Work required:
Copy out exactly the lines from the one containing "Give me a plain-text" to the end of the records below, both included, and nothing else.

Data:
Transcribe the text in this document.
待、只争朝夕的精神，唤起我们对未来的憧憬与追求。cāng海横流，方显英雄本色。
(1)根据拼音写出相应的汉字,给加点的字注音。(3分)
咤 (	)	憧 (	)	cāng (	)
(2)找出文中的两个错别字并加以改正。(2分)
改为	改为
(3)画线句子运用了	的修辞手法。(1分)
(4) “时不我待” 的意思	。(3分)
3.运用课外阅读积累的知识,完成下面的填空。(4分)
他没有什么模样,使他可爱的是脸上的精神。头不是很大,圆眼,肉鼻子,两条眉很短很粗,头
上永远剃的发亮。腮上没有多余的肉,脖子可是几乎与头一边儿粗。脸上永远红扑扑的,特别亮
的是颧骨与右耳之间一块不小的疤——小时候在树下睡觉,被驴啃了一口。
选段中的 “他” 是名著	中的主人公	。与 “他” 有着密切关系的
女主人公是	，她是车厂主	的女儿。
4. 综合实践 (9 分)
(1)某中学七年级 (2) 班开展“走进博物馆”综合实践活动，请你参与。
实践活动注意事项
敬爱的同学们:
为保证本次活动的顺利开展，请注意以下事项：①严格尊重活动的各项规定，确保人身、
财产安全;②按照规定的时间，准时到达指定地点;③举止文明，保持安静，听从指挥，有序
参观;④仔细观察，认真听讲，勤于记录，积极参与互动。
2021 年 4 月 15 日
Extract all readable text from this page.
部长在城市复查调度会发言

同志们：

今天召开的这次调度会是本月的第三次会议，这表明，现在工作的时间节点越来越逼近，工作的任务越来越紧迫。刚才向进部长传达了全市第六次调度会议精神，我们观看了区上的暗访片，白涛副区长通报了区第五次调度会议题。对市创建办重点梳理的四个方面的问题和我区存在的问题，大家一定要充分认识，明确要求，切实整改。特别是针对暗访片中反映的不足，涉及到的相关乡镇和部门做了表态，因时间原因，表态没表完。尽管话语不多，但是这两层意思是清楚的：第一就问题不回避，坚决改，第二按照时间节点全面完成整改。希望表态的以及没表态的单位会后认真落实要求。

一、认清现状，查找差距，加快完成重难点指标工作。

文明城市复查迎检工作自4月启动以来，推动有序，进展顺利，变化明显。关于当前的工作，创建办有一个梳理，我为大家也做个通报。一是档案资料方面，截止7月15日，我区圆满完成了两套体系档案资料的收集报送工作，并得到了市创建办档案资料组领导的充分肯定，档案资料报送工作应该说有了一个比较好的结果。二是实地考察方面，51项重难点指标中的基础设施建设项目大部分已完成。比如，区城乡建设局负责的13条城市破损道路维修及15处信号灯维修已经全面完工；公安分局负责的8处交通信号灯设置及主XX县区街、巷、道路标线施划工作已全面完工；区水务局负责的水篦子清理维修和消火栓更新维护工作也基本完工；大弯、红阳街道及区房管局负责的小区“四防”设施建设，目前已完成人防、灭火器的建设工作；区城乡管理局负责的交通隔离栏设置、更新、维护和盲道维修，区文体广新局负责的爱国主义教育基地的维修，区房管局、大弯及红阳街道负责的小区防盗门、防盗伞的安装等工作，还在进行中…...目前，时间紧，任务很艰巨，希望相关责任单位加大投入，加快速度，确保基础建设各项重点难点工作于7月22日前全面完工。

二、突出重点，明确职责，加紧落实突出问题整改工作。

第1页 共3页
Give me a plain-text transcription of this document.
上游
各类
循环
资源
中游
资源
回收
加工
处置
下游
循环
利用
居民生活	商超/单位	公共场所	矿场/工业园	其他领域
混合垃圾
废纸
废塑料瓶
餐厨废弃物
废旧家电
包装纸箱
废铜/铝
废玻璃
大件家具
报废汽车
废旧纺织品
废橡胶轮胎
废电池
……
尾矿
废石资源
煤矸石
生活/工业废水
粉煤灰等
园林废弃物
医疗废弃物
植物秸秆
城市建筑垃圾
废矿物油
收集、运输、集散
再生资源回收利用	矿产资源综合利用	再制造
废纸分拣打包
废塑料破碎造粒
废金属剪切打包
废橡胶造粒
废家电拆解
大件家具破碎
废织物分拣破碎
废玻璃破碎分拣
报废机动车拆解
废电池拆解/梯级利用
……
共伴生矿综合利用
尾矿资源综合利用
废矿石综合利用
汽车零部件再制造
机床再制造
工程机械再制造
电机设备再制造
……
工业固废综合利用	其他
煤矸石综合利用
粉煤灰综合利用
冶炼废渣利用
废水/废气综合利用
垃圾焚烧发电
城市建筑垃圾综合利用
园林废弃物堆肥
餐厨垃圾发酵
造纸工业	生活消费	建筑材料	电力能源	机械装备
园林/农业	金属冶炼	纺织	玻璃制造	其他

Answer to this exercise:
Give me a plain-text transcription of this document.
上游
各类
循环
资源
中游
资源
回收
加工
处置
下游
循环
利用
居民生活	商超/单位	公共场所	矿场/工业园	其他领域
混合垃圾
废纸
废塑料瓶
餐厨废弃物
废旧家电
包装纸箱
废铜/铝
废玻璃
大件家具
报废汽车
废旧纺织品
废橡胶轮胎
废电池
……
尾矿
废石资源
煤矸石
生活/工业废水
粉煤灰等
园林废弃物
医疗废弃物
植物秸秆
城市建筑垃圾
废矿物油
收集、运输、集散
再生资源回收利用	矿产资源综合利用	再制造
废纸分拣打包
废塑料破碎造粒
废金属剪切打包
废橡胶造粒
废家电拆解
大件家具破碎
废织物分拣破碎
废玻璃破碎分拣
报废机动车拆解
废电池拆解/梯级利用
……
共伴生矿综合利用
尾矿资源综合利用
废矿石综合利用
汽车零部件再制造
机床再制造
工程机械再制造
电机设备再制造
……
工业固废综合利用	其他
煤矸石综合利用
粉煤灰综合利用
冶炼废渣利用
废水/废气综合利用
垃圾焚烧发电
城市建筑垃圾综合利用
园林废弃物堆肥
餐厨垃圾发酵
造纸工业	生活消费	建筑材料	电力能源	机械装备
园林/农业	金属冶炼	纺织	玻璃制造	其他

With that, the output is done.